EXCERPTED DATA —
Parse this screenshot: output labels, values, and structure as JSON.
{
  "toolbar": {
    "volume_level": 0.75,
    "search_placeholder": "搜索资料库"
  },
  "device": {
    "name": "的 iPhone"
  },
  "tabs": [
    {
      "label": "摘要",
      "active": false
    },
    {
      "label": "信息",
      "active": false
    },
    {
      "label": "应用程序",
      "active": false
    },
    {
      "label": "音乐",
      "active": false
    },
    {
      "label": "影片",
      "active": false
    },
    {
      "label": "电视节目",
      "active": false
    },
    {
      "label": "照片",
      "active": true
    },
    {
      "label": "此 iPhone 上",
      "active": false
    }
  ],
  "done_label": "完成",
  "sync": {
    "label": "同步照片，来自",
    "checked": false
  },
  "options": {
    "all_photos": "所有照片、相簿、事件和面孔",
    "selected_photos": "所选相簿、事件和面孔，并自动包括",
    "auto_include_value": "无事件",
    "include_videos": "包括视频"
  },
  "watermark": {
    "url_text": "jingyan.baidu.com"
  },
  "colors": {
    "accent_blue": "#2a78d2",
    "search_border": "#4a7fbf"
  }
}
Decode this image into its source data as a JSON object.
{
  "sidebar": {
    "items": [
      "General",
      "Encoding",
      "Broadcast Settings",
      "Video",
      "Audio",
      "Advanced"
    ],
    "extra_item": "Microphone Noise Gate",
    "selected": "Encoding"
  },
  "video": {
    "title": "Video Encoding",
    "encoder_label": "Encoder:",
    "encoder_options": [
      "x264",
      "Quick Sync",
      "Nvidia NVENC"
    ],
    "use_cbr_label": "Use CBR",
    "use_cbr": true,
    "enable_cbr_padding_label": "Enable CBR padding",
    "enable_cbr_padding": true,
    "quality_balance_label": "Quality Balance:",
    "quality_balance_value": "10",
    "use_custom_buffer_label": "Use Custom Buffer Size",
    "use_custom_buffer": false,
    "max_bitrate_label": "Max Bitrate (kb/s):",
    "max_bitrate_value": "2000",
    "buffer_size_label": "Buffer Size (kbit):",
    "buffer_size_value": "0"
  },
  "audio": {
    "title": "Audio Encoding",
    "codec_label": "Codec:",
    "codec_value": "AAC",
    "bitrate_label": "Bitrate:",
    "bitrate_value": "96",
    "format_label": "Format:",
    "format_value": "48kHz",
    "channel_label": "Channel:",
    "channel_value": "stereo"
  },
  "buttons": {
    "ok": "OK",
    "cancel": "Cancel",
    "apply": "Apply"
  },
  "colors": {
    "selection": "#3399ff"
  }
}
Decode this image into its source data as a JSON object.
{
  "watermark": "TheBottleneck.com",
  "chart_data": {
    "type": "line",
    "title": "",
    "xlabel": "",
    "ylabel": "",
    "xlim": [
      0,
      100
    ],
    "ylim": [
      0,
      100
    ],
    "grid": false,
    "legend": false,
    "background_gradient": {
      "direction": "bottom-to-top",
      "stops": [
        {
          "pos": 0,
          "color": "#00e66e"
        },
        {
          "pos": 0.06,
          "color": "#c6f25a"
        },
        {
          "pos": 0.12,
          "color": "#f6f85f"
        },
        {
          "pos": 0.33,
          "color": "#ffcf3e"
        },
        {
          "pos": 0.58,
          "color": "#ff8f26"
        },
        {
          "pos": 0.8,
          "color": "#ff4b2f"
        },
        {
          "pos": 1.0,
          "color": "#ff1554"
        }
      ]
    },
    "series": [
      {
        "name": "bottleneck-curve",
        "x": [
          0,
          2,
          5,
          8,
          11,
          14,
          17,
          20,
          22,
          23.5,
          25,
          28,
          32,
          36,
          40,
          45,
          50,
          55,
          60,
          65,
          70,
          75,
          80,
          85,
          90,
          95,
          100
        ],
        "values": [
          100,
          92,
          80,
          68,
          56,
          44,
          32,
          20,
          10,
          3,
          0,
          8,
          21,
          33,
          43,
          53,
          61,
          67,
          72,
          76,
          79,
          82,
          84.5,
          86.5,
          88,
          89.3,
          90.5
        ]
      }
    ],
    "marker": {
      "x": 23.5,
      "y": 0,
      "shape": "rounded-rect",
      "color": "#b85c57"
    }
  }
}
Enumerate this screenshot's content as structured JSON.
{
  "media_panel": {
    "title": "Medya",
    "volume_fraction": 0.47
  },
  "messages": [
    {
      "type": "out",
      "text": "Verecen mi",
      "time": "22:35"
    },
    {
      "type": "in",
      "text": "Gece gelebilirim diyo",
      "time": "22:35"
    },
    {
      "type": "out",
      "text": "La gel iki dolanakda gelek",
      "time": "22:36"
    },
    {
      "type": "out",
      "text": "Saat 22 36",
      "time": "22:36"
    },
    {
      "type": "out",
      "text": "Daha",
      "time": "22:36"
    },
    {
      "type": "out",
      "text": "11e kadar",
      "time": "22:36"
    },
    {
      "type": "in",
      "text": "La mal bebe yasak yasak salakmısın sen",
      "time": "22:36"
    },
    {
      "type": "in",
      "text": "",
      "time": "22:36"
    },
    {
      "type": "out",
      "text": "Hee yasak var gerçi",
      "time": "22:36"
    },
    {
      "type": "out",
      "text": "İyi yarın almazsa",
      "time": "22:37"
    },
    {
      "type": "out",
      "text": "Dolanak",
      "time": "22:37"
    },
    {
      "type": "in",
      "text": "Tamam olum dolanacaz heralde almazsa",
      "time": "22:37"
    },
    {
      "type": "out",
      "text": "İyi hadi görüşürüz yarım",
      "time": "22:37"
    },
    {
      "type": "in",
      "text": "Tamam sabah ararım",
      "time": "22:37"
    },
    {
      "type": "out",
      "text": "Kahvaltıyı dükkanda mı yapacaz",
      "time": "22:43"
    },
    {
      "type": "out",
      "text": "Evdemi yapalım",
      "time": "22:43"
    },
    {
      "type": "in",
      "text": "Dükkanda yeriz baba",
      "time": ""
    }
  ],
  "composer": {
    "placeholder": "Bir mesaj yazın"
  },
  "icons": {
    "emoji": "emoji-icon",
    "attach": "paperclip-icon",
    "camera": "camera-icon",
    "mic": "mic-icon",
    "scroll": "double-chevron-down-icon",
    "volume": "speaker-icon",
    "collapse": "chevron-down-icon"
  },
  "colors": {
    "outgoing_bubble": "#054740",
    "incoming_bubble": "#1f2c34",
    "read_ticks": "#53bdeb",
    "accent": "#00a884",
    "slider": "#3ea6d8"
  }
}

THE EXERCISE —
Write out the full set of records exactly as given.

EXERCISE RESULT —
Parse this screenshot: output labels, values, and structure as JSON.
{
  "toolbar": {
    "volume_level": 0.75,
    "search_placeholder": "搜索资料库"
  },
  "device": {
    "name": "的 iPhone"
  },
  "tabs": [
    {
      "label": "摘要",
      "active": false
    },
    {
      "label": "信息",
      "active": false
    },
    {
      "label": "应用程序",
      "active": false
    },
    {
      "label": "音乐",
      "active": false
    },
    {
      "label": "影片",
      "active": false
    },
    {
      "label": "电视节目",
      "active": false
    },
    {
      "label": "照片",
      "active": true
    },
    {
      "label": "此 iPhone 上",
      "active": false
    }
  ],
  "done_label": "完成",
  "sync": {
    "label": "同步照片，来自",
    "checked": false
  },
  "options": {
    "all_photos": "所有照片、相簿、事件和面孔",
    "selected_photos": "所选相簿、事件和面孔，并自动包括",
    "auto_include_value": "无事件",
    "include_videos": "包括视频"
  },
  "watermark": {
    "url_text": "jingyan.baidu.com"
  },
  "colors": {
    "accent_blue": "#2a78d2",
    "search_border": "#4a7fbf"
  }
}
Decode this image into its source data as a JSON object.
{
  "sidebar": {
    "items": [
      "General",
      "Encoding",
      "Broadcast Settings",
      "Video",
      "Audio",
      "Advanced"
    ],
    "extra_item": "Microphone Noise Gate",
    "selected": "Encoding"
  },
  "video": {
    "title": "Video Encoding",
    "encoder_label": "Encoder:",
    "encoder_options": [
      "x264",
      "Quick Sync",
      "Nvidia NVENC"
    ],
    "use_cbr_label": "Use CBR",
    "use_cbr": true,
    "enable_cbr_padding_label": "Enable CBR padding",
    "enable_cbr_padding": true,
    "quality_balance_label": "Quality Balance:",
    "quality_balance_value": "10",
    "use_custom_buffer_label": "Use Custom Buffer Size",
    "use_custom_buffer": false,
    "max_bitrate_label": "Max Bitrate (kb/s):",
    "max_bitrate_value": "2000",
    "buffer_size_label": "Buffer Size (kbit):",
    "buffer_size_value": "0"
  },
  "audio": {
    "title": "Audio Encoding",
    "codec_label": "Codec:",
    "codec_value": "AAC",
    "bitrate_label": "Bitrate:",
    "bitrate_value": "96",
    "format_label": "Format:",
    "format_value": "48kHz",
    "channel_label": "Channel:",
    "channel_value": "stereo"
  },
  "buttons": {
    "ok": "OK",
    "cancel": "Cancel",
    "apply": "Apply"
  },
  "colors": {
    "selection": "#3399ff"
  }
}
Decode this image into its source data as a JSON object.
{
  "watermark": "TheBottleneck.com",
  "chart_data": {
    "type": "line",
    "title": "",
    "xlabel": "",
    "ylabel": "",
    "xlim": [
      0,
      100
    ],
    "ylim": [
      0,
      100
    ],
    "grid": false,
    "legend": false,
    "background_gradient": {
      "direction": "bottom-to-top",
      "stops": [
        {
          "pos": 0,
          "color": "#00e66e"
        },
        {
          "pos": 0.06,
          "color": "#c6f25a"
        },
        {
          "pos": 0.12,
          "color": "#f6f85f"
        },
        {
          "pos": 0.33,
          "color": "#ffcf3e"
        },
        {
          "pos": 0.58,
          "color": "#ff8f26"
        },
        {
          "pos": 0.8,
          "color": "#ff4b2f"
        },
        {
          "pos": 1.0,
          "color": "#ff1554"
        }
      ]
    },
    "series": [
      {
        "name": "bottleneck-curve",
        "x": [
          0,
          2,
          5,
          8,
          11,
          14,
          17,
          20,
          22,
          23.5,
          25,
          28,
          32,
          36,
          40,
          45,
          50,
          55,
          60,
          65,
          70,
          75,
          80,
          85,
          90,
          95,
          100
        ],
        "values": [
          100,
          92,
          80,
          68,
          56,
          44,
          32,
          20,
          10,
          3,
          0,
          8,
          21,
          33,
          43,
          53,
          61,
          67,
          72,
          76,
          79,
          82,
          84.5,
          86.5,
          88,
          89.3,
          90.5
        ]
      }
    ],
    "marker": {
      "x": 23.5,
      "y": 0,
      "shape": "rounded-rect",
      "color": "#b85c57"
    }
  }
}
Enumerate this screenshot's content as structured JSON.
{
  "media_panel": {
    "title": "Medya",
    "volume_fraction": 0.47
  },
  "messages": [
    {
      "type": "out",
      "text": "Verecen mi",
      "time": "22:35"
    },
    {
      "type": "in",
      "text": "Gece gelebilirim diyo",
      "time": "22:35"
    },
    {
      "type": "out",
      "text": "La gel iki dolanakda gelek",
      "time": "22:36"
    },
    {
      "type": "out",
      "text": "Saat 22 36",
      "time": "22:36"
    },
    {
      "type": "out",
      "text": "Daha",
      "time": "22:36"
    },
    {
      "type": "out",
      "text": "11e kadar",
      "time": "22:36"
    },
    {
      "type": "in",
      "text": "La mal bebe yasak yasak salakmısın sen",
      "time": "22:36"
    },
    {
      "type": "in",
      "text": "",
      "time": "22:36"
    },
    {
      "type": "out",
      "text": "Hee yasak var gerçi",
      "time": "22:36"
    },
    {
      "type": "out",
      "text": "İyi yarın almazsa",
      "time": "22:37"
    },
    {
      "type": "out",
      "text": "Dolanak",
      "time": "22:37"
    },
    {
      "type": "in",
      "text": "Tamam olum dolanacaz heralde almazsa",
      "time": "22:37"
    },
    {
      "type": "out",
      "text": "İyi hadi görüşürüz yarım",
      "time": "22:37"
    },
    {
      "type": "in",
      "text": "Tamam sabah ararım",
      "time": "22:37"
    },
    {
      "type": "out",
      "text": "Kahvaltıyı dükkanda mı yapacaz",
      "time": "22:43"
    },
    {
      "type": "out",
      "text": "Evdemi yapalım",
      "time": "22:43"
    },
    {
      "type": "in",
      "text": "Dükkanda yeriz baba",
      "time": ""
    }
  ],
  "composer": {
    "placeholder": "Bir mesaj yazın"
  },
  "icons": {
    "emoji": "emoji-icon",
    "attach": "paperclip-icon",
    "camera": "camera-icon",
    "mic": "mic-icon",
    "scroll": "double-chevron-down-icon",
    "volume": "speaker-icon",
    "collapse": "chevron-down-icon"
  },
  "colors": {
    "outgoing_bubble": "#054740",
    "incoming_bubble": "#1f2c34",
    "read_ticks": "#53bdeb",
    "accent": "#00a884",
    "slider": "#3ea6d8"
  }
}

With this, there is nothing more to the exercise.